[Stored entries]
========================================================================
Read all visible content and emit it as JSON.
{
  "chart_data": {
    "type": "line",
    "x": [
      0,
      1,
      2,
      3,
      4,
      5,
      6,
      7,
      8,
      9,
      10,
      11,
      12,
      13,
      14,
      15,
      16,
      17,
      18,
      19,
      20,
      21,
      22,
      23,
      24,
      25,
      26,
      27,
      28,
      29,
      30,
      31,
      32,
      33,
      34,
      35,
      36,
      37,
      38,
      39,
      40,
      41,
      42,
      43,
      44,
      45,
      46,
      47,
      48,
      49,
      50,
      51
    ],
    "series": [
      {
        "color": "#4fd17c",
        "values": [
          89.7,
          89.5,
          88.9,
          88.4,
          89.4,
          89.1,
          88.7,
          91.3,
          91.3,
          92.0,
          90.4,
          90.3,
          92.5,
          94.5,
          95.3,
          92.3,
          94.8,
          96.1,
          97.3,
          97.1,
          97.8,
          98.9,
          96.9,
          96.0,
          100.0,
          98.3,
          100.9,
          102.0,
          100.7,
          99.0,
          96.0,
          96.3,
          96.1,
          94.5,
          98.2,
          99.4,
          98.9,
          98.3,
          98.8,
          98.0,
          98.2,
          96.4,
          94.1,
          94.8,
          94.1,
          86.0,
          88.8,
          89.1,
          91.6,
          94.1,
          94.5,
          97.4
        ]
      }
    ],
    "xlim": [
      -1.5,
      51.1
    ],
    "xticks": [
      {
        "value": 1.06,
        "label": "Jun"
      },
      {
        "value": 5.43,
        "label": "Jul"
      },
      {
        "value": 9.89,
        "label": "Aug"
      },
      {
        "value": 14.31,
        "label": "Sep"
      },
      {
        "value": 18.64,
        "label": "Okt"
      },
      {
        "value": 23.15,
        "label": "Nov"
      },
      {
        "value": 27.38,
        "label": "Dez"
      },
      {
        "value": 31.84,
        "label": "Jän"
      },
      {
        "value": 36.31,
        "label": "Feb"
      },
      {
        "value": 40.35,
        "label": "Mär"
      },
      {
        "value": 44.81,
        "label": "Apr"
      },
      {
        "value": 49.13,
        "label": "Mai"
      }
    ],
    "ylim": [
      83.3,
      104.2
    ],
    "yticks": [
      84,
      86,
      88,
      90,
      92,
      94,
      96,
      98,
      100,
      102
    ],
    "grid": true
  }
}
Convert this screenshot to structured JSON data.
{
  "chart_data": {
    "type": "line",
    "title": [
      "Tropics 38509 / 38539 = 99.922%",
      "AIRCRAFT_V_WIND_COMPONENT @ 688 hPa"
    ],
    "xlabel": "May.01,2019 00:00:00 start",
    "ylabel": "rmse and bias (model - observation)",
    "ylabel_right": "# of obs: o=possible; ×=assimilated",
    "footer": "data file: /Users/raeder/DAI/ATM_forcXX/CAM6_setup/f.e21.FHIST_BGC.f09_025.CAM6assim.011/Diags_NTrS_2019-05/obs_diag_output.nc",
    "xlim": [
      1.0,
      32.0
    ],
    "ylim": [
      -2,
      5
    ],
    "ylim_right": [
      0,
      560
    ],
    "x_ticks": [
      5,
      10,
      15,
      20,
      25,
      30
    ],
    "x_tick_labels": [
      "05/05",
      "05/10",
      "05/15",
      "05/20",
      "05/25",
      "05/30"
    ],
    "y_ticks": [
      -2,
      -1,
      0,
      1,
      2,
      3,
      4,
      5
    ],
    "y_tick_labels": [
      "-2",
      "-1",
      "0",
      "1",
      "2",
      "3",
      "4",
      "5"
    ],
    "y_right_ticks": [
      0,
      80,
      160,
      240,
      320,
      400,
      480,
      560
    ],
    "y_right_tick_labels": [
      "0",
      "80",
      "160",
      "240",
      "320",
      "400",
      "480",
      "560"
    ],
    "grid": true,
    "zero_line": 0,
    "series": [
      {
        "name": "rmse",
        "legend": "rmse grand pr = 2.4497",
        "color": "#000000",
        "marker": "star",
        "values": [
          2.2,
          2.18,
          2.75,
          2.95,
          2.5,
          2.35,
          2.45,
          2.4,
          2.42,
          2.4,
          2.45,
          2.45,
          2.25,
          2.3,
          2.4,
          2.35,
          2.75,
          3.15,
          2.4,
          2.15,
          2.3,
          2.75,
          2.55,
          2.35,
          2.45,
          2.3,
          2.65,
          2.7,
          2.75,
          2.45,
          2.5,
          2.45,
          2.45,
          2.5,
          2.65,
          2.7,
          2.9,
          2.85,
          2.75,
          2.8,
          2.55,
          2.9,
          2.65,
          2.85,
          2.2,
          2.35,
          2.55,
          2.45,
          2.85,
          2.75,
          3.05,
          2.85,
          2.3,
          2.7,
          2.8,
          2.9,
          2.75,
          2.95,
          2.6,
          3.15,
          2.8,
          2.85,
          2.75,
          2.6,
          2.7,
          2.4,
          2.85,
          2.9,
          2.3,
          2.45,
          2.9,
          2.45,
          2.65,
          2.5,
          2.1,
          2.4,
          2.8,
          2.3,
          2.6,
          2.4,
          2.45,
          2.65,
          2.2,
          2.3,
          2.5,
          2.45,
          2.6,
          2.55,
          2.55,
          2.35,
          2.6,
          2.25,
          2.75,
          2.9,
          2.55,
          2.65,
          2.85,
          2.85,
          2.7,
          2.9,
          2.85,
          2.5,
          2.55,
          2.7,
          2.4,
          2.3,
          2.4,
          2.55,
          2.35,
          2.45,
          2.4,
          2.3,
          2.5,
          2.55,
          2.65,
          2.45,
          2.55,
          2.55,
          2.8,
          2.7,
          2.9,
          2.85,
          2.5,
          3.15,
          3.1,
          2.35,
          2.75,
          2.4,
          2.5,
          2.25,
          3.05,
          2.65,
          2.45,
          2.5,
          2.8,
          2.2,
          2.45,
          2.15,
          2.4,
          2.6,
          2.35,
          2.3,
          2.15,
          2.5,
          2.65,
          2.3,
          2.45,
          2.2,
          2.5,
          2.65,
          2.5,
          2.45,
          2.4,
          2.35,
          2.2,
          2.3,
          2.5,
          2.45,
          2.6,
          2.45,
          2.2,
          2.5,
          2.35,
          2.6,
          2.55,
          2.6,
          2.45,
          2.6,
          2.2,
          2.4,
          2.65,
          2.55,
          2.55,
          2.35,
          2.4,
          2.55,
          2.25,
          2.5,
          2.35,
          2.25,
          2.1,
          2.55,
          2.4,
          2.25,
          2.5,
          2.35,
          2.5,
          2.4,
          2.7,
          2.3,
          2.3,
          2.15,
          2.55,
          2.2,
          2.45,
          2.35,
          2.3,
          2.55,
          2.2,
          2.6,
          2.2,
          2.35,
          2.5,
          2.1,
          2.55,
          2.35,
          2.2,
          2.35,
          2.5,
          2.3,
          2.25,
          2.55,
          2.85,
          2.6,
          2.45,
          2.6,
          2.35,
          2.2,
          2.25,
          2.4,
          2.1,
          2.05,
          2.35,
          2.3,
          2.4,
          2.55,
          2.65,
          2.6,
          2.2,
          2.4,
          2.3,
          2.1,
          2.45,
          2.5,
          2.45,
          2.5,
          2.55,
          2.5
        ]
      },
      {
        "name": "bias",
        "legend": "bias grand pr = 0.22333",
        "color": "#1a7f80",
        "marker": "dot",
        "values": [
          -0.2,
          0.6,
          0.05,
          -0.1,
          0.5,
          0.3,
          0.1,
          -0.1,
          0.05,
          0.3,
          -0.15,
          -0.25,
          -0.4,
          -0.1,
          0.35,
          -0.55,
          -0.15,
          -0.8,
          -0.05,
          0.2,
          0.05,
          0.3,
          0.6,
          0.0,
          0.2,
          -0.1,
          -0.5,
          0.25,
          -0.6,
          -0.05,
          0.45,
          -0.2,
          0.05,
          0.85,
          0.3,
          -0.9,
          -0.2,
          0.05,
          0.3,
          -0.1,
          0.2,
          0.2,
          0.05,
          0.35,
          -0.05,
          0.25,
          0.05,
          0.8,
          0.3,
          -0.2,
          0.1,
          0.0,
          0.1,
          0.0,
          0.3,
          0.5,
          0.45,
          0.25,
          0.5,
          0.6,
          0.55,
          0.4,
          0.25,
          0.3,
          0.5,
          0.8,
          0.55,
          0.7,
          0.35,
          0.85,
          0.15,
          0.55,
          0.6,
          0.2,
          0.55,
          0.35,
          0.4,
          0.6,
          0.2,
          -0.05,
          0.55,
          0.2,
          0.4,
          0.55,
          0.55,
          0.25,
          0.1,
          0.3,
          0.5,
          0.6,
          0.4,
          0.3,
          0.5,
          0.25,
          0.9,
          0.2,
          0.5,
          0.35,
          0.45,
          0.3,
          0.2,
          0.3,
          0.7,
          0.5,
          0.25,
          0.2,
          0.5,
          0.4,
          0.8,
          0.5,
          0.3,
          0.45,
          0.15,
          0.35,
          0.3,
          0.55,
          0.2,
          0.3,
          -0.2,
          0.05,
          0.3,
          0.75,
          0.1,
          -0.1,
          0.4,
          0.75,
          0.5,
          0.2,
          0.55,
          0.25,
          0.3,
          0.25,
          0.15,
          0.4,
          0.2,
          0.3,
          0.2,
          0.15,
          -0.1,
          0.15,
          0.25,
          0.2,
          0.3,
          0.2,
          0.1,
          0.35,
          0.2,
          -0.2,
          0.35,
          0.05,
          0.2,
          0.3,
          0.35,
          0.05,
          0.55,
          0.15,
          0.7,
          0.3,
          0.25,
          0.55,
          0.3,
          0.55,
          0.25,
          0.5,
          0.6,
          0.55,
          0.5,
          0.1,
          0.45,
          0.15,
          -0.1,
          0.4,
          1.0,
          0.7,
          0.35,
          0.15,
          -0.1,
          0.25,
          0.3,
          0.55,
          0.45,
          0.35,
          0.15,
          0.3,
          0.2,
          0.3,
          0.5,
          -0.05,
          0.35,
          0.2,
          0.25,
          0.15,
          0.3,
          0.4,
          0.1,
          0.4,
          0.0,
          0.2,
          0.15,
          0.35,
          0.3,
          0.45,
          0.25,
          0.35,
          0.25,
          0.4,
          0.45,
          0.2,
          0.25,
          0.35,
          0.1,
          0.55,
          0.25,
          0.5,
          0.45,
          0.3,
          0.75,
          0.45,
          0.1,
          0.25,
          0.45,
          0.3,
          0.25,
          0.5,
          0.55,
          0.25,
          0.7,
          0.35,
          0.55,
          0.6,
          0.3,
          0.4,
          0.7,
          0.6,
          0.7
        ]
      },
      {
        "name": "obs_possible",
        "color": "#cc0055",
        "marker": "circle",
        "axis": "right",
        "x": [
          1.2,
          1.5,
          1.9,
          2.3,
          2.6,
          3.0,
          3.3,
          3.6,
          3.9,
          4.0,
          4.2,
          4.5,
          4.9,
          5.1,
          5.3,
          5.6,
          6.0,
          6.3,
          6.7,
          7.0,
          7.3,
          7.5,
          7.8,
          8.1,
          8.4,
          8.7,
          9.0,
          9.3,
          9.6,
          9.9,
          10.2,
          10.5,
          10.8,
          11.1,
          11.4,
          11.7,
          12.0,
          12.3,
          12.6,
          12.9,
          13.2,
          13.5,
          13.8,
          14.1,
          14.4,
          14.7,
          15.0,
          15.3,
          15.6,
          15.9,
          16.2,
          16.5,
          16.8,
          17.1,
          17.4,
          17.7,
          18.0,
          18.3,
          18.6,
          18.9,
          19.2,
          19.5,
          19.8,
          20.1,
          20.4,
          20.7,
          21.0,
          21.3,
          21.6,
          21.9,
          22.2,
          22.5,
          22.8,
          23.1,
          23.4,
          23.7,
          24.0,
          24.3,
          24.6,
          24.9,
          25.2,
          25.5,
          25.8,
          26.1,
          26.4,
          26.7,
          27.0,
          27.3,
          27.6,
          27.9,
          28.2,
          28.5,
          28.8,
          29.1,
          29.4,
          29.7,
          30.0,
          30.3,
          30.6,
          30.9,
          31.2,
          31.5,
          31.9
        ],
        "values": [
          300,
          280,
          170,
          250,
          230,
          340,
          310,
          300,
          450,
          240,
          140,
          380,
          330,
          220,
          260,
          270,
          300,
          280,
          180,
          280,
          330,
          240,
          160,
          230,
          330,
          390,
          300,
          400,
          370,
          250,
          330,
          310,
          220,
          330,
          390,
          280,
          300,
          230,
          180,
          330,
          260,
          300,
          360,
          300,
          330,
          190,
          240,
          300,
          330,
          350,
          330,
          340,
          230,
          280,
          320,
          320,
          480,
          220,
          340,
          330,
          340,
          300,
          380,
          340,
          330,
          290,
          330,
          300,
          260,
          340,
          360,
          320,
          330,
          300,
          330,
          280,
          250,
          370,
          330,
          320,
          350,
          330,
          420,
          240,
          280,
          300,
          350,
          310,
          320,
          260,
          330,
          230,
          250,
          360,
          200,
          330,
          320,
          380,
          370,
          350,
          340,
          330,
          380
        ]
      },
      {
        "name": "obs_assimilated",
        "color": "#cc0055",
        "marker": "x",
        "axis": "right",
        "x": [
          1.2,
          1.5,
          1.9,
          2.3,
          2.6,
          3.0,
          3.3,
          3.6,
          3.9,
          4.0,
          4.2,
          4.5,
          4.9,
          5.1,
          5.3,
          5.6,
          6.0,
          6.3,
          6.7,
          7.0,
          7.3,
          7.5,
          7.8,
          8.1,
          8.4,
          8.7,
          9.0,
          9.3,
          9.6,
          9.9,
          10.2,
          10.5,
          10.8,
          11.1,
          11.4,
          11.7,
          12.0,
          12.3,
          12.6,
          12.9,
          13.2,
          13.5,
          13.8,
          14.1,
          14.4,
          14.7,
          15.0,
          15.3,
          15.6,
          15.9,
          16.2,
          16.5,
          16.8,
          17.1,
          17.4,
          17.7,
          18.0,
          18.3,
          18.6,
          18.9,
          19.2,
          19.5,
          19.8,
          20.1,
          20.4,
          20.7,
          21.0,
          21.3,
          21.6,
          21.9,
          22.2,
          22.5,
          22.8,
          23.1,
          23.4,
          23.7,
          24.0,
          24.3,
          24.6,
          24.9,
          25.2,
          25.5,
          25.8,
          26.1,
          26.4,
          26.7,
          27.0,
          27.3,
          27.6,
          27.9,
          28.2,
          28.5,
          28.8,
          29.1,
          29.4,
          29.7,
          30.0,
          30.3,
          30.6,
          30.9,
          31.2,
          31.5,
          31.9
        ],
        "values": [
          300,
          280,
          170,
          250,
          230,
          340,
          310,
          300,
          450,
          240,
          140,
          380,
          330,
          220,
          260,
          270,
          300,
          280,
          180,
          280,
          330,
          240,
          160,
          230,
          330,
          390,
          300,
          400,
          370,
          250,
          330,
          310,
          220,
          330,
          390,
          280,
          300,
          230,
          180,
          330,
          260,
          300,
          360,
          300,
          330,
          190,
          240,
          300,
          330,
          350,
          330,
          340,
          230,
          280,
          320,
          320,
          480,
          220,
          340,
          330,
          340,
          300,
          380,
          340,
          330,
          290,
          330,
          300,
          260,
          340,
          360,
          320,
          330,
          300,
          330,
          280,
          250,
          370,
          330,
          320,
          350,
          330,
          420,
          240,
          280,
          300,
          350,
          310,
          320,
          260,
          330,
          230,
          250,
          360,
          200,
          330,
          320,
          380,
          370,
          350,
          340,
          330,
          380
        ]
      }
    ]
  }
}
========================================================================
→ Set problem
Find all lines holding the string "grand" and copy them.

→ Full solution
        "legend": "rmse grand pr = 2.4497",
        "legend": "bias grand pr = 0.22333",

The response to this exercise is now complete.